• Objective: Search the material below for the string "субсидий" and extract each line that has it.

>>>

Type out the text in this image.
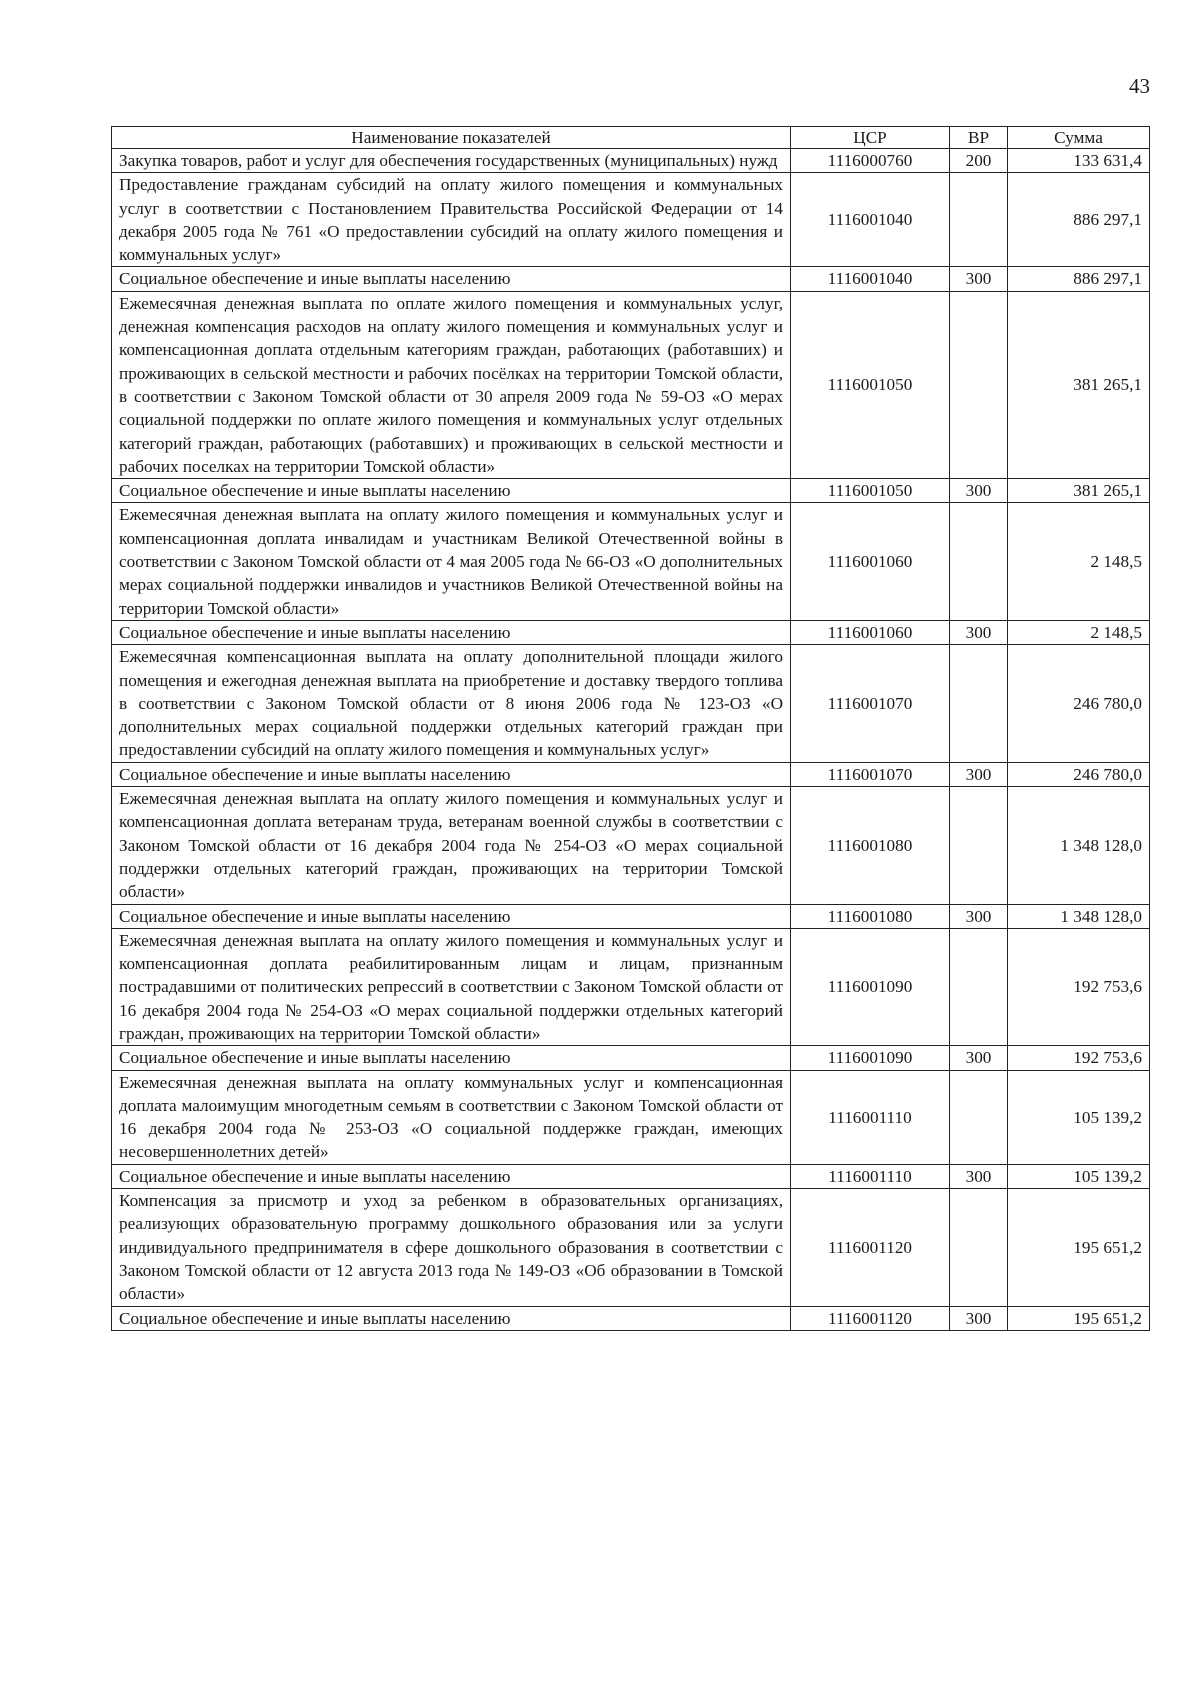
43
Наименование показателей	ЦСР	ВР	Сумма
Закупка товаров, работ и услуг для обеспечения государственных (муниципальных) нужд	1116000760	200	133 631,4
Предоставление гражданам субсидий на оплату жилого помещения и коммунальных услуг в соответствии с Постановлением Правительства Российской Федерации от 14 декабря 2005 года № 761 «О предоставлении субсидий на оплату жилого помещения и коммунальных услуг»	1116001040		886 297,1
Социальное обеспечение и иные выплаты населению	1116001040	300	886 297,1
Ежемесячная денежная выплата по оплате жилого помещения и коммунальных услуг, денежная компенсация расходов на оплату жилого помещения и коммунальных услуг и компенсационная доплата отдельным категориям граждан, работающих (работавших) и проживающих в сельской местности и рабочих посёлках на территории Томской области, в соответствии с Законом Томской области от 30 апреля 2009 года № 59-ОЗ «О мерах социальной поддержки по оплате жилого помещения и коммунальных услуг отдельных категорий граждан, работающих (работавших) и проживающих в сельской местности и рабочих поселках на территории Томской области»	1116001050		381 265,1
Социальное обеспечение и иные выплаты населению	1116001050	300	381 265,1
Ежемесячная денежная выплата на оплату жилого помещения и коммунальных услуг и компенсационная доплата инвалидам и участникам Великой Отечественной войны в соответствии с Законом Томской области от 4 мая 2005 года № 66-ОЗ «О дополнительных мерах социальной поддержки инвалидов и участников Великой Отечественной войны на территории Томской области»	1116001060		2 148,5
Социальное обеспечение и иные выплаты населению	1116001060	300	2 148,5
Ежемесячная компенсационная выплата на оплату дополнительной площади жилого помещения и ежегодная денежная выплата на приобретение и доставку твердого топлива в соответствии с Законом Томской области от 8 июня 2006 года № 123-ОЗ «О дополнительных мерах социальной поддержки отдельных категорий граждан при предоставлении субсидий на оплату жилого помещения и коммунальных услуг»	1116001070		246 780,0
Социальное обеспечение и иные выплаты населению	1116001070	300	246 780,0
Ежемесячная денежная выплата на оплату жилого помещения и коммунальных услуг и компенсационная доплата ветеранам труда, ветеранам военной службы в соответствии с Законом Томской области от 16 декабря 2004 года № 254-ОЗ «О мерах социальной поддержки отдельных категорий граждан, проживающих на территории Томской области»	1116001080		1 348 128,0
Социальное обеспечение и иные выплаты населению	1116001080	300	1 348 128,0
Ежемесячная денежная выплата на оплату жилого помещения и коммунальных услуг и компенсационная доплата реабилитированным лицам и лицам, признанным пострадавшими от политических репрессий в соответствии с Законом Томской области от 16 декабря 2004 года № 254-ОЗ «О мерах социальной поддержки отдельных категорий граждан, проживающих на территории Томской области»	1116001090		192 753,6
Социальное обеспечение и иные выплаты населению	1116001090	300	192 753,6
Ежемесячная денежная выплата на оплату коммунальных услуг и компенсационная доплата малоимущим многодетным семьям в соответствии с Законом Томской области от 16 декабря 2004 года № 253-ОЗ «О социальной поддержке граждан, имеющих несовершеннолетних детей»	1116001110		105 139,2
Социальное обеспечение и иные выплаты населению	1116001110	300	105 139,2
Компенсация за присмотр и уход за ребенком в образовательных организациях, реализующих образовательную программу дошкольного образования или за услуги индивидуального предпринимателя в сфере дошкольного образования в соответствии с Законом Томской области от 12 августа 2013 года № 149-ОЗ «Об образовании в Томской области»	1116001120		195 651,2
Социальное обеспечение и иные выплаты населению	1116001120	300	195 651,2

<<<

• Worked solution:
Предоставление гражданам субсидий на оплату жилого помещения и коммунальных услуг в соответствии с Постановлением Правительства Российской Федерации от 14 декабря 2005 года № 761 «О предоставлении субсидий на оплату жилого помещения и коммунальных услуг»	1116001040		886 297,1
Ежемесячная компенсационная выплата на оплату дополнительной площади жилого помещения и ежегодная денежная выплата на приобретение и доставку твердого топлива в соответствии с Законом Томской области от 8 июня 2006 года № 123-ОЗ «О дополнительных мерах социальной поддержки отдельных категорий граждан при предоставлении субсидий на оплату жилого помещения и коммунальных услуг»	1116001070		246 780,0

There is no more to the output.